Your answer should be one number: how many lines of the records hold the string "ylabel".

→ **INPUT RECORDS**
......
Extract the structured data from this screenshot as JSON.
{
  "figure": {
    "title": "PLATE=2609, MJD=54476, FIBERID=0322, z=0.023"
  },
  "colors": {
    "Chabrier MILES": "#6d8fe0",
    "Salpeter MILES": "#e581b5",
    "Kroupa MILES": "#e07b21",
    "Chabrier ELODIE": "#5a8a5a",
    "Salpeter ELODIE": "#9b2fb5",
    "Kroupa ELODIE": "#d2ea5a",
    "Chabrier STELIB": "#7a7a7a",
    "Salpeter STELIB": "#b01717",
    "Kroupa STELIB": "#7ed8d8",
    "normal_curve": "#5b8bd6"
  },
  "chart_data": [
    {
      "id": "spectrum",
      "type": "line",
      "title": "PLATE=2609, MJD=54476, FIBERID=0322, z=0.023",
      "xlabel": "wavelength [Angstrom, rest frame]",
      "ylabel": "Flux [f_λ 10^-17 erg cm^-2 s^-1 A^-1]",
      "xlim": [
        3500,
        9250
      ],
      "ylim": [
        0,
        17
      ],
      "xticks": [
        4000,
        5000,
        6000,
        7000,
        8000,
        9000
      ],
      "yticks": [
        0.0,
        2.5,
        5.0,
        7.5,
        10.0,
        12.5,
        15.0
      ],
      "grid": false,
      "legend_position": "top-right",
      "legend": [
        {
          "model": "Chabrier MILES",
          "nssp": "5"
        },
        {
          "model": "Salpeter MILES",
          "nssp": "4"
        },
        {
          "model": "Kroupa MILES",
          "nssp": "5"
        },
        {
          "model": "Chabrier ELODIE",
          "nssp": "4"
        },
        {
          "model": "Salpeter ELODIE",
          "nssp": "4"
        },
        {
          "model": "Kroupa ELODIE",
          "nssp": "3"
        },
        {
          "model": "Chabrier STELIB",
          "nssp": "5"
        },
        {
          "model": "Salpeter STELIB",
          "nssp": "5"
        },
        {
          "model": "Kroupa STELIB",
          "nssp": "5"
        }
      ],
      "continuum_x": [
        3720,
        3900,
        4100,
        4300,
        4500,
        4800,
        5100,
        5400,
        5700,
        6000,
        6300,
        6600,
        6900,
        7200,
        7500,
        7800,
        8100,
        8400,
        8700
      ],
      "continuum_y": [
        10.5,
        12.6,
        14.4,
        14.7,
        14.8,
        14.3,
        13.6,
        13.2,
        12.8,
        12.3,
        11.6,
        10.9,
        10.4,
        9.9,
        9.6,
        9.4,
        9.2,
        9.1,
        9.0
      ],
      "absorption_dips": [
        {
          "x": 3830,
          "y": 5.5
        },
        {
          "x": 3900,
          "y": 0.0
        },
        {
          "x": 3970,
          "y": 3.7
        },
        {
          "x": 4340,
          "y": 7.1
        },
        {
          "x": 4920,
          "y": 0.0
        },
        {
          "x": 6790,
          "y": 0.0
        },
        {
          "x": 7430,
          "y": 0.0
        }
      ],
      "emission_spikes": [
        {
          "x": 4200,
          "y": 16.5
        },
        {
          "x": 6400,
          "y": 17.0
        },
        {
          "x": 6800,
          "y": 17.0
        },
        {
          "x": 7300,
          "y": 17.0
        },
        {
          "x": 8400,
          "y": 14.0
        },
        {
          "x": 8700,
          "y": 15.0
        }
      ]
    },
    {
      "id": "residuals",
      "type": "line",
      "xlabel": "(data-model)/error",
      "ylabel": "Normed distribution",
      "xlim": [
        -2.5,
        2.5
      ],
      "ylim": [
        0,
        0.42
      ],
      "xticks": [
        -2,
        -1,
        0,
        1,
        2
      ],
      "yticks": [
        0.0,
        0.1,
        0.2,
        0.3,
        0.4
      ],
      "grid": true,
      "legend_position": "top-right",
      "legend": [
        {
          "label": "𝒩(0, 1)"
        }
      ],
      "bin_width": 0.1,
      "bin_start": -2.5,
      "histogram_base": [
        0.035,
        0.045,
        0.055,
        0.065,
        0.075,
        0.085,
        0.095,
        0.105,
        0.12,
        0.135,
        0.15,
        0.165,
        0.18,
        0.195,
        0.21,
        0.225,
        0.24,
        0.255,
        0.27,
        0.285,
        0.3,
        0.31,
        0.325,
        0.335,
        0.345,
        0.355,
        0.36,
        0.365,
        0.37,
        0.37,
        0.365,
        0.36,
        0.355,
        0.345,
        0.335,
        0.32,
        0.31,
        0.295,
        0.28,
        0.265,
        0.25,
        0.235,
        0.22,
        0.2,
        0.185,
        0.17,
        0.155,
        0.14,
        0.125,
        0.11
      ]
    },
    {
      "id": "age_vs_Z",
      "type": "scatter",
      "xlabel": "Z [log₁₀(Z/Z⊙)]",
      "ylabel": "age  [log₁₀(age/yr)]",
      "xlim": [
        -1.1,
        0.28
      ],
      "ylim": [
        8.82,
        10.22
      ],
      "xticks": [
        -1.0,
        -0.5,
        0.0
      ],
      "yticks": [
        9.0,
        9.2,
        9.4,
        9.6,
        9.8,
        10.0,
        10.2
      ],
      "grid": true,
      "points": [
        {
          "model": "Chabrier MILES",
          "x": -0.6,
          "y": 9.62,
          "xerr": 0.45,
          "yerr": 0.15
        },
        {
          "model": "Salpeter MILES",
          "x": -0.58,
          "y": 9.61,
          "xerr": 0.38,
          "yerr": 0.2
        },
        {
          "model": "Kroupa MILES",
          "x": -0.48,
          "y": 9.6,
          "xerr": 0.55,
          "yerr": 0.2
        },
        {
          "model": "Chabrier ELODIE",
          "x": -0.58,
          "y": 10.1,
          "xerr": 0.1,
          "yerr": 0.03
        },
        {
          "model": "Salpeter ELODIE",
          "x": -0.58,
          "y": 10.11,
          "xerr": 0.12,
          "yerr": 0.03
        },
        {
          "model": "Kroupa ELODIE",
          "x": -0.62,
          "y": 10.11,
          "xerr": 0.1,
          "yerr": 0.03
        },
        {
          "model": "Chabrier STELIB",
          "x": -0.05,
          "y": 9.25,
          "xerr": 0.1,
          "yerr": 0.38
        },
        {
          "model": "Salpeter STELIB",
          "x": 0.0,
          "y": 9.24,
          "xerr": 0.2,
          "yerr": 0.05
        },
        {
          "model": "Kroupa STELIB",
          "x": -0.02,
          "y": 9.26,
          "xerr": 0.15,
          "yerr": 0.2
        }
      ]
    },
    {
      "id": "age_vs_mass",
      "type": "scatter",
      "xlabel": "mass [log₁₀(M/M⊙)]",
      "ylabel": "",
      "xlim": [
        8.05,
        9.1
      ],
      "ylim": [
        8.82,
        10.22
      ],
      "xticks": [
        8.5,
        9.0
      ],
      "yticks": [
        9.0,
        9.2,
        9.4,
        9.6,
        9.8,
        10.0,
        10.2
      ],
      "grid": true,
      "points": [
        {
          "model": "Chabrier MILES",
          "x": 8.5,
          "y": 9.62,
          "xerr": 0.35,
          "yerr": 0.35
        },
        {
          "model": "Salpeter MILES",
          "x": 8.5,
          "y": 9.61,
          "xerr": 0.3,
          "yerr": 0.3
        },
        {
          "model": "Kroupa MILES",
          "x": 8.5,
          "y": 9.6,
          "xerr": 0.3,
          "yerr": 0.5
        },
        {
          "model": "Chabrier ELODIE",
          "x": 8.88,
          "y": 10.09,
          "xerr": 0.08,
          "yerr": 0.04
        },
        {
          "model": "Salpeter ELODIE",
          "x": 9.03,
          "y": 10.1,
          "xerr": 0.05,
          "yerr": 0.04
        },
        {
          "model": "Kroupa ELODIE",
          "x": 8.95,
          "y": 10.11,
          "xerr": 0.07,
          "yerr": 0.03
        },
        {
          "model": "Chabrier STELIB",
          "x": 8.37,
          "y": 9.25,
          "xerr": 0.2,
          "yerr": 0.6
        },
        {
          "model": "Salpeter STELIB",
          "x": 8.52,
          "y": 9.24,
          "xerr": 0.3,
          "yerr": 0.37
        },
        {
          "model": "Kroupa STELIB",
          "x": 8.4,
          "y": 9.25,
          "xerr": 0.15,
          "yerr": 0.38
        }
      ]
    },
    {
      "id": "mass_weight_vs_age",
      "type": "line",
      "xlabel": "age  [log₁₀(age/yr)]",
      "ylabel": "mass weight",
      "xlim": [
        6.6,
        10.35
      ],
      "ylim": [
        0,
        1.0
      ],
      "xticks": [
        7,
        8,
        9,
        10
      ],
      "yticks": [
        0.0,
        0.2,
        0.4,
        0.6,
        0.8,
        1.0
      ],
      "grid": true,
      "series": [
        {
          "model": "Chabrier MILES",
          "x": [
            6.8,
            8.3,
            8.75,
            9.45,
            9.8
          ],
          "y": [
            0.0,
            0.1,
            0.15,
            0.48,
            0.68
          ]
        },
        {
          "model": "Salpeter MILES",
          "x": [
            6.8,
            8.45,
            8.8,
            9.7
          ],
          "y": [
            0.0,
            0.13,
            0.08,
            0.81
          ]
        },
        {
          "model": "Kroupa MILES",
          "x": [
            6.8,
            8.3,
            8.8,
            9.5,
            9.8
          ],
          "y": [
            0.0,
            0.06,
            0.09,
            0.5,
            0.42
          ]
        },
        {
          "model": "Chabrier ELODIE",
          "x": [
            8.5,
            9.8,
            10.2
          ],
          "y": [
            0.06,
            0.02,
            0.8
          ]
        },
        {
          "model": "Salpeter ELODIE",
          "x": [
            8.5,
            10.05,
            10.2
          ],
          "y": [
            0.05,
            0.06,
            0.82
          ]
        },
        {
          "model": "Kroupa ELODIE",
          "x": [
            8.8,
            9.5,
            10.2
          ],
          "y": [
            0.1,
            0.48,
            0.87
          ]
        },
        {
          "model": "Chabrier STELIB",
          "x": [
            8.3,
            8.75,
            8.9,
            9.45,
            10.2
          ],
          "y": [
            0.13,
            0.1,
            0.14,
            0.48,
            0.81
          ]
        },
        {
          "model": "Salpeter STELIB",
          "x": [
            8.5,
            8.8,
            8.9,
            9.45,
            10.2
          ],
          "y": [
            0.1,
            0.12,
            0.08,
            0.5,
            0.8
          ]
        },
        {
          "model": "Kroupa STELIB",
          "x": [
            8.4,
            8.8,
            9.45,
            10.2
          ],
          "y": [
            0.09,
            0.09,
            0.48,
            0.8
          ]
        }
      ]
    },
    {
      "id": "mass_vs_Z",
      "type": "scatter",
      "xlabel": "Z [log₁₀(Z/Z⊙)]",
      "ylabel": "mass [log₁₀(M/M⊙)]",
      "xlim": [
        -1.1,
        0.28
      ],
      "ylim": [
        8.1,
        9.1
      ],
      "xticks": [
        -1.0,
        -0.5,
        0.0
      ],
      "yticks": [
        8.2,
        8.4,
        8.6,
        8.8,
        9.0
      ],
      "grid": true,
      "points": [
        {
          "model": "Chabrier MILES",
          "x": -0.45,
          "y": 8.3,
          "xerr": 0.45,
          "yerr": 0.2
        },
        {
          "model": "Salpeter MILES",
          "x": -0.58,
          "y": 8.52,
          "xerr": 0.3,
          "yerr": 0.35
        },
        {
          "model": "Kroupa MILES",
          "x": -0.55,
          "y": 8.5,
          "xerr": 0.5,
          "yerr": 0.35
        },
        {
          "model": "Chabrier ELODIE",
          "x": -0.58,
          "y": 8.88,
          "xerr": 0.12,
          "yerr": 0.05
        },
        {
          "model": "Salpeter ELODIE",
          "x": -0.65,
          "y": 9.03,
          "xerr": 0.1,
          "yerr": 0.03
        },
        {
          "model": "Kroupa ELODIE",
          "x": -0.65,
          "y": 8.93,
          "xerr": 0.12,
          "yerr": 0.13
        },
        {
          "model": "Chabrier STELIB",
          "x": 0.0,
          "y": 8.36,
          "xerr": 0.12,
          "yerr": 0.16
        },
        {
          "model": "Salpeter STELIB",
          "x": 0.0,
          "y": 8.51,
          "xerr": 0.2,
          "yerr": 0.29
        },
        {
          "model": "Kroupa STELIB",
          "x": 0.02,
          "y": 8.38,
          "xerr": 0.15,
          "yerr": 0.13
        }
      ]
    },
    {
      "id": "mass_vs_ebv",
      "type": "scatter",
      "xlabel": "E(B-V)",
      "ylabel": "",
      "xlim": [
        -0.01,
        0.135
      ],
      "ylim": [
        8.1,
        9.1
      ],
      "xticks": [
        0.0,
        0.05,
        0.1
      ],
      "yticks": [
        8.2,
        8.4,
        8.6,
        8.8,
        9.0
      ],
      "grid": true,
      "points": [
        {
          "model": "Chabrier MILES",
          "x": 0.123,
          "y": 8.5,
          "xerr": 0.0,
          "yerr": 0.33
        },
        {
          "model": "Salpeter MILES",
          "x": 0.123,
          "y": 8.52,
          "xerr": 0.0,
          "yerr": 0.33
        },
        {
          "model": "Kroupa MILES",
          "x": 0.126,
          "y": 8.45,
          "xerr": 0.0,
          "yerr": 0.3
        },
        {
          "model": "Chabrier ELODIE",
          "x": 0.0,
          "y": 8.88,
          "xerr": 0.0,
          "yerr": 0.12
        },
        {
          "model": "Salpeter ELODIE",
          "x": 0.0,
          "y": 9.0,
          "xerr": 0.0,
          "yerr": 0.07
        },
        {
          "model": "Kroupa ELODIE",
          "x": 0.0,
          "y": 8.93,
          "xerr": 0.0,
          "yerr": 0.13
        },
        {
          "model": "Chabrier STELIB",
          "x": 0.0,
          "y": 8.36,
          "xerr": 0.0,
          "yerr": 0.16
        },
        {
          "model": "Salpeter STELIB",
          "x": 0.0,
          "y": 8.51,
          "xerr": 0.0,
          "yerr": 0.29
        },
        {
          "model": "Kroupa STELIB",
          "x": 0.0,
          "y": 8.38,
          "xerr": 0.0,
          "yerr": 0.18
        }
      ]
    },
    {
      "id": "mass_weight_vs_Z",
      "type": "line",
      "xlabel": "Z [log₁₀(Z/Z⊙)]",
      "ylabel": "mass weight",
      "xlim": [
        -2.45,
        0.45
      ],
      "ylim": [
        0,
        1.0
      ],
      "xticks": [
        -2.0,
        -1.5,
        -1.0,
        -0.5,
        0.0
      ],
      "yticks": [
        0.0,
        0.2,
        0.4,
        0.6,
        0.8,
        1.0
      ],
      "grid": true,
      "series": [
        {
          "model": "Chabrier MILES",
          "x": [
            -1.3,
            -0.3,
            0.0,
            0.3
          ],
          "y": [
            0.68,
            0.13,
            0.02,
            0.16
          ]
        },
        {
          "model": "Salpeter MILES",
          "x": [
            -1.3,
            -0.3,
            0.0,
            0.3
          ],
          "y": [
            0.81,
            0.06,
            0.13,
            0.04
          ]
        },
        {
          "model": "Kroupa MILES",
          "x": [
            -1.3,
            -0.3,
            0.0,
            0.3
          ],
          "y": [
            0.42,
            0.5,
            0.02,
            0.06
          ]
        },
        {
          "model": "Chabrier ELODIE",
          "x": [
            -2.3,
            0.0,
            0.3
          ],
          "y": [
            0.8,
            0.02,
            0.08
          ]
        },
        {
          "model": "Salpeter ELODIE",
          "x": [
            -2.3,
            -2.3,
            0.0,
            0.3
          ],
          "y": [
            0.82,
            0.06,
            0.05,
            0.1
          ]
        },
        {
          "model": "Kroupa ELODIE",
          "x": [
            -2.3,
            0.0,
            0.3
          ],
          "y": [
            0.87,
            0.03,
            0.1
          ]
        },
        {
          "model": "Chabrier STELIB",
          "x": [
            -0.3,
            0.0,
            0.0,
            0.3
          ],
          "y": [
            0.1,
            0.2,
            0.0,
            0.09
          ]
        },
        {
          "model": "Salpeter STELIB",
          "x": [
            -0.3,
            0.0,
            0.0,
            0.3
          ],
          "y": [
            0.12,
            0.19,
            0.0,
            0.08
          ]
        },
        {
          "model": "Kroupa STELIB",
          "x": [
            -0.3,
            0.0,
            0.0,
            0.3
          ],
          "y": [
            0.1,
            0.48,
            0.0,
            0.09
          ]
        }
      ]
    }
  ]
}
......
→ **TASK OUTPUT**
8